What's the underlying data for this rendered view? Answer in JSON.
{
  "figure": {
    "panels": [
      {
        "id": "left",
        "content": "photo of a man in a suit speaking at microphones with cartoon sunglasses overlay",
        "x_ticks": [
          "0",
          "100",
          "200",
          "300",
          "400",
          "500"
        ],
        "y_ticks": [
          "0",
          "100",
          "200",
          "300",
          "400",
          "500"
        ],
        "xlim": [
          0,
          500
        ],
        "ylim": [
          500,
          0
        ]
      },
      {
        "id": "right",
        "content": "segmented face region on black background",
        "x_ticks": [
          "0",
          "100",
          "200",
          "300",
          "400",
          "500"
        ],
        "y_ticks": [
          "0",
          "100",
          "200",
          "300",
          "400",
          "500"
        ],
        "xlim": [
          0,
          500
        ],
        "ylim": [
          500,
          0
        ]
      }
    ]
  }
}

◆ ◆ ◆ ◆

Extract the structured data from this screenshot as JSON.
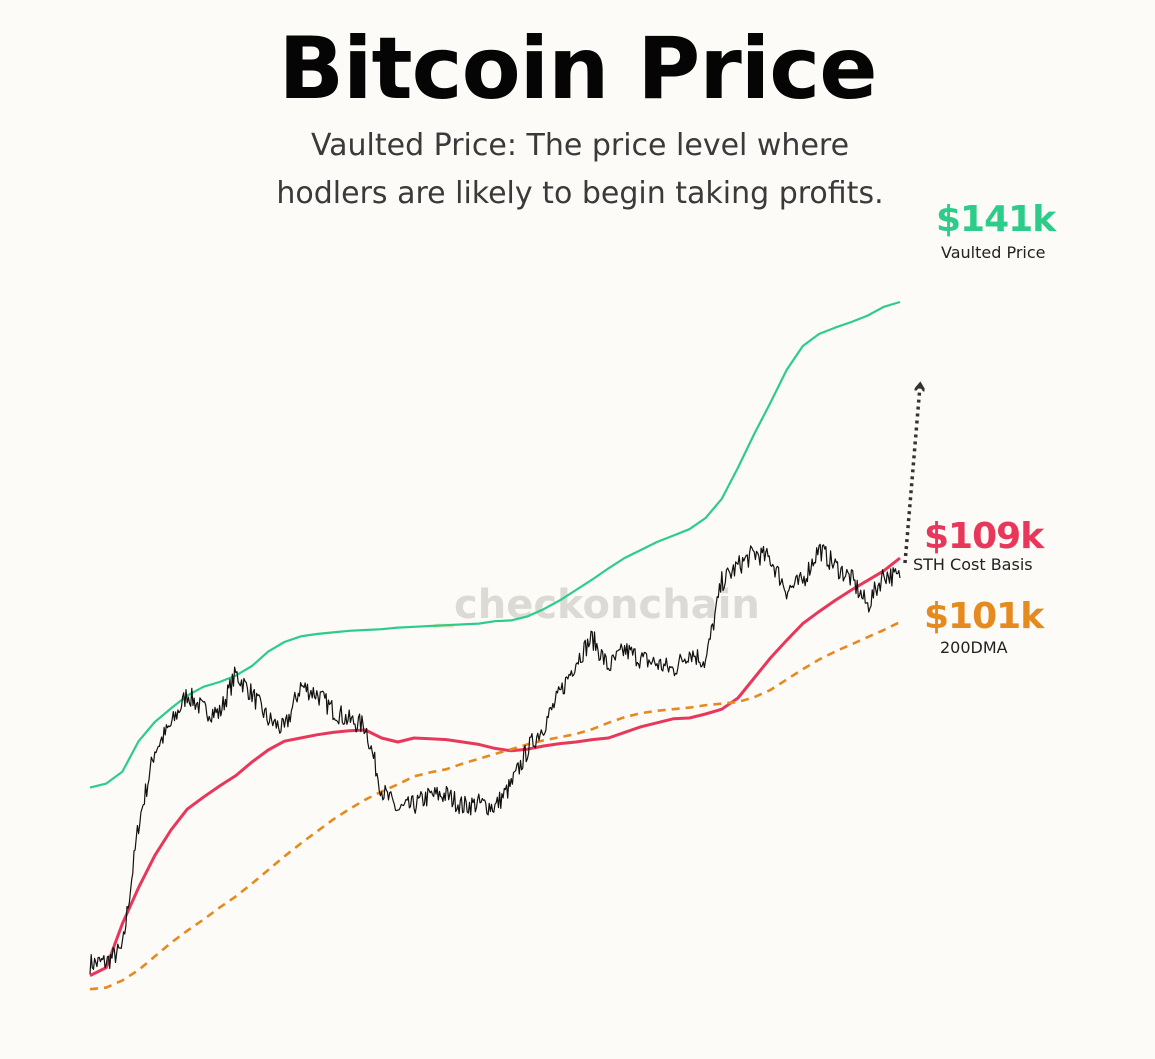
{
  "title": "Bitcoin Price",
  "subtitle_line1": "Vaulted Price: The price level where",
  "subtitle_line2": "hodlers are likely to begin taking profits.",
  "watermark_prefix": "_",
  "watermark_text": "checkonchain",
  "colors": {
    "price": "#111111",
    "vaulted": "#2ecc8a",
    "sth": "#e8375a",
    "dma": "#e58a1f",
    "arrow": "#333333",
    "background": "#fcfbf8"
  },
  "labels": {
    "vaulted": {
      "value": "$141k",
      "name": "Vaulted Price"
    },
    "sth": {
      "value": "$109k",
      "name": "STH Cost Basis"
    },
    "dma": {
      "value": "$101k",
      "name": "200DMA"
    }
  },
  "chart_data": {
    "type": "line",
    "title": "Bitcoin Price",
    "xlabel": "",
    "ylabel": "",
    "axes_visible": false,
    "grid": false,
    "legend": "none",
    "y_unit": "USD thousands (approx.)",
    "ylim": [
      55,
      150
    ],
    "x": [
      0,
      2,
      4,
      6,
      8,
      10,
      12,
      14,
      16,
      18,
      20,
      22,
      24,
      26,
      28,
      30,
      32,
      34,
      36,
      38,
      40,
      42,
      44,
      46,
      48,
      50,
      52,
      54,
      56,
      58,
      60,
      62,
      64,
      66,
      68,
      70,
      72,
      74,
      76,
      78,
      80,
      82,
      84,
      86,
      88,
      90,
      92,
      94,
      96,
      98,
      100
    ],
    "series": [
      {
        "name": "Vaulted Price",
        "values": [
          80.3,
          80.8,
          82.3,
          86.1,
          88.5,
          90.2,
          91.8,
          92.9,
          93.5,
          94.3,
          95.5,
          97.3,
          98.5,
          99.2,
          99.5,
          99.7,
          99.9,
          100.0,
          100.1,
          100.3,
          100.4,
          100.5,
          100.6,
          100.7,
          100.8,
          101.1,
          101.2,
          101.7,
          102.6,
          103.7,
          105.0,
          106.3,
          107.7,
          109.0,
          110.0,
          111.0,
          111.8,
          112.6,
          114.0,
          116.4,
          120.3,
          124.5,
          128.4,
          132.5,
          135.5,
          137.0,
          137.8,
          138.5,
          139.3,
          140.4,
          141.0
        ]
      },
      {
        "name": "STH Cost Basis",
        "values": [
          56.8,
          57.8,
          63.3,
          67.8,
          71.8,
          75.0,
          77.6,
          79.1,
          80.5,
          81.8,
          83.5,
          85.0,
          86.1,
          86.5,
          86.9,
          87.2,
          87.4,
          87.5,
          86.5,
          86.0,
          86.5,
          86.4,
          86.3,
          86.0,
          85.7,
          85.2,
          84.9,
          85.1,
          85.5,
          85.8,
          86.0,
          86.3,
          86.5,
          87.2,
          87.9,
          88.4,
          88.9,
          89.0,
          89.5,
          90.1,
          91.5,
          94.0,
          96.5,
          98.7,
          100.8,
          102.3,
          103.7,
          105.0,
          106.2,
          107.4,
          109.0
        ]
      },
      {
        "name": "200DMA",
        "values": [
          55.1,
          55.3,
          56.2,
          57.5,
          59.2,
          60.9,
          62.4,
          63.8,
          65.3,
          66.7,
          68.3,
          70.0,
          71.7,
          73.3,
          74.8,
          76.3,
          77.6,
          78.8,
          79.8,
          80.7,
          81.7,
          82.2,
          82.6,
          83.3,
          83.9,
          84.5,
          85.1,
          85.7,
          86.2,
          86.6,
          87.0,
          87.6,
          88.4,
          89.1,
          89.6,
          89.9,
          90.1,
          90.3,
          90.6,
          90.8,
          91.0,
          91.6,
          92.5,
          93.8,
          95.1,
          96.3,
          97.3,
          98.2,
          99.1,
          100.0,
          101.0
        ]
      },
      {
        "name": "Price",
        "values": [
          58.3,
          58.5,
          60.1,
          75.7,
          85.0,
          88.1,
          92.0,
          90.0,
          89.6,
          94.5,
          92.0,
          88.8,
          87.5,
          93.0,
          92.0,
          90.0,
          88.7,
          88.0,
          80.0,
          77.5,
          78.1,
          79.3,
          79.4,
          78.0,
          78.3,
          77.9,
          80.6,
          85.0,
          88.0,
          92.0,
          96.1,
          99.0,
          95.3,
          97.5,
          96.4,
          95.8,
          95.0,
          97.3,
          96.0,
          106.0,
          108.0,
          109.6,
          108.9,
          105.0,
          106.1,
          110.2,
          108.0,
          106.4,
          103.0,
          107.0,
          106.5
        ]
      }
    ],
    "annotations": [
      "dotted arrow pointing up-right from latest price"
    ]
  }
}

◆ ◆ ◆ ◆

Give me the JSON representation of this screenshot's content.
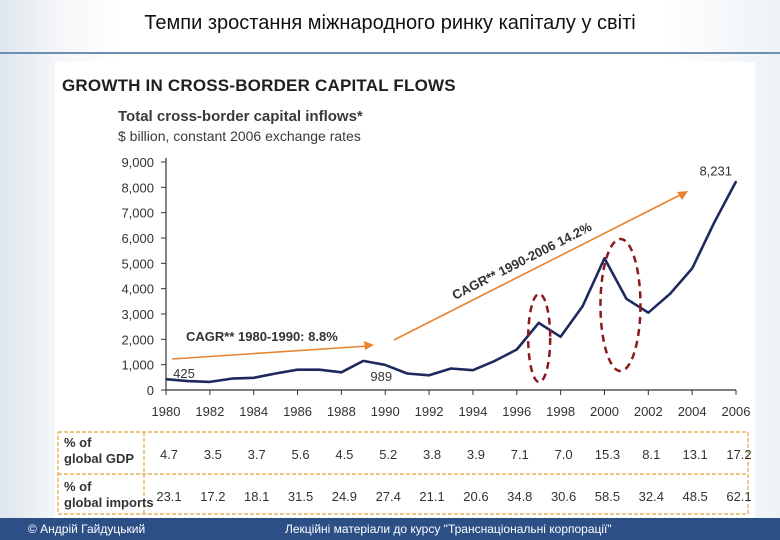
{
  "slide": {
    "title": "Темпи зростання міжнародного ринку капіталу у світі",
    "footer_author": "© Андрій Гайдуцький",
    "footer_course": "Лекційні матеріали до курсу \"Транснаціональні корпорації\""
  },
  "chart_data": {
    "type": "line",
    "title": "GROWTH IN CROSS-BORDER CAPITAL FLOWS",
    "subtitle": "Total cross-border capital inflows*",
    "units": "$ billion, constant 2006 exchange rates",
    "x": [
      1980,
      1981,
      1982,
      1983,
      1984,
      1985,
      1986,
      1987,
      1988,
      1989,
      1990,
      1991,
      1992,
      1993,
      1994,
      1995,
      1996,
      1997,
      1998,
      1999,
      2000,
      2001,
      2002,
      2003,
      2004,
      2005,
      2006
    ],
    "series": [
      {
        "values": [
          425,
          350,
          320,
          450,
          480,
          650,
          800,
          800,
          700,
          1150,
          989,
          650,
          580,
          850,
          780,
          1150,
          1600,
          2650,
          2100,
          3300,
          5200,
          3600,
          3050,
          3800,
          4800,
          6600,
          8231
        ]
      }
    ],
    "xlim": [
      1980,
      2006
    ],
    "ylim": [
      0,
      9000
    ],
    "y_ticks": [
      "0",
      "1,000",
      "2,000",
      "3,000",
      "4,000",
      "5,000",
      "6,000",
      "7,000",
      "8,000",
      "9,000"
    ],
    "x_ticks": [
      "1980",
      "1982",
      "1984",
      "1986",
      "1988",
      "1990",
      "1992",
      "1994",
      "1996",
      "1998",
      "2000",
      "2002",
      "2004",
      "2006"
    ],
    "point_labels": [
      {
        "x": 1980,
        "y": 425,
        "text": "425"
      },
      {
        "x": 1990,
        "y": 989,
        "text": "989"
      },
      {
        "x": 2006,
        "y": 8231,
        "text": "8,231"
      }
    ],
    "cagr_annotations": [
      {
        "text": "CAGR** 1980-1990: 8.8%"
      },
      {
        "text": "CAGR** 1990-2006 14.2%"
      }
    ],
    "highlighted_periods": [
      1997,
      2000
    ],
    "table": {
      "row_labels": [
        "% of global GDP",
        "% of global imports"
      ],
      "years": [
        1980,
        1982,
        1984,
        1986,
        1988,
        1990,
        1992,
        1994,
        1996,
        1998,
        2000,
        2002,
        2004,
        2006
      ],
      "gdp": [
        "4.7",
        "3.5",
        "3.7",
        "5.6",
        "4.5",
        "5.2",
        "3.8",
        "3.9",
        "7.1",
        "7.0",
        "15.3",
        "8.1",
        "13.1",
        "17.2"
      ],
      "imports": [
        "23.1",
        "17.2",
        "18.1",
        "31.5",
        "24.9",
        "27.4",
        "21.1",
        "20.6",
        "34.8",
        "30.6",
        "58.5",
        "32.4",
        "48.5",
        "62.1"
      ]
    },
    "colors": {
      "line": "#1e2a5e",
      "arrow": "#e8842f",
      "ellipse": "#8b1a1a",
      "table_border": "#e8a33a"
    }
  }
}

◆ ◆ ◆ ◆

• _GIVEN EXERCISE_: Copy out every line that includes the word "Cost".

• _TASK RESULT_:
      "name": "STH Cost Basis"
        "name": "STH Cost Basis",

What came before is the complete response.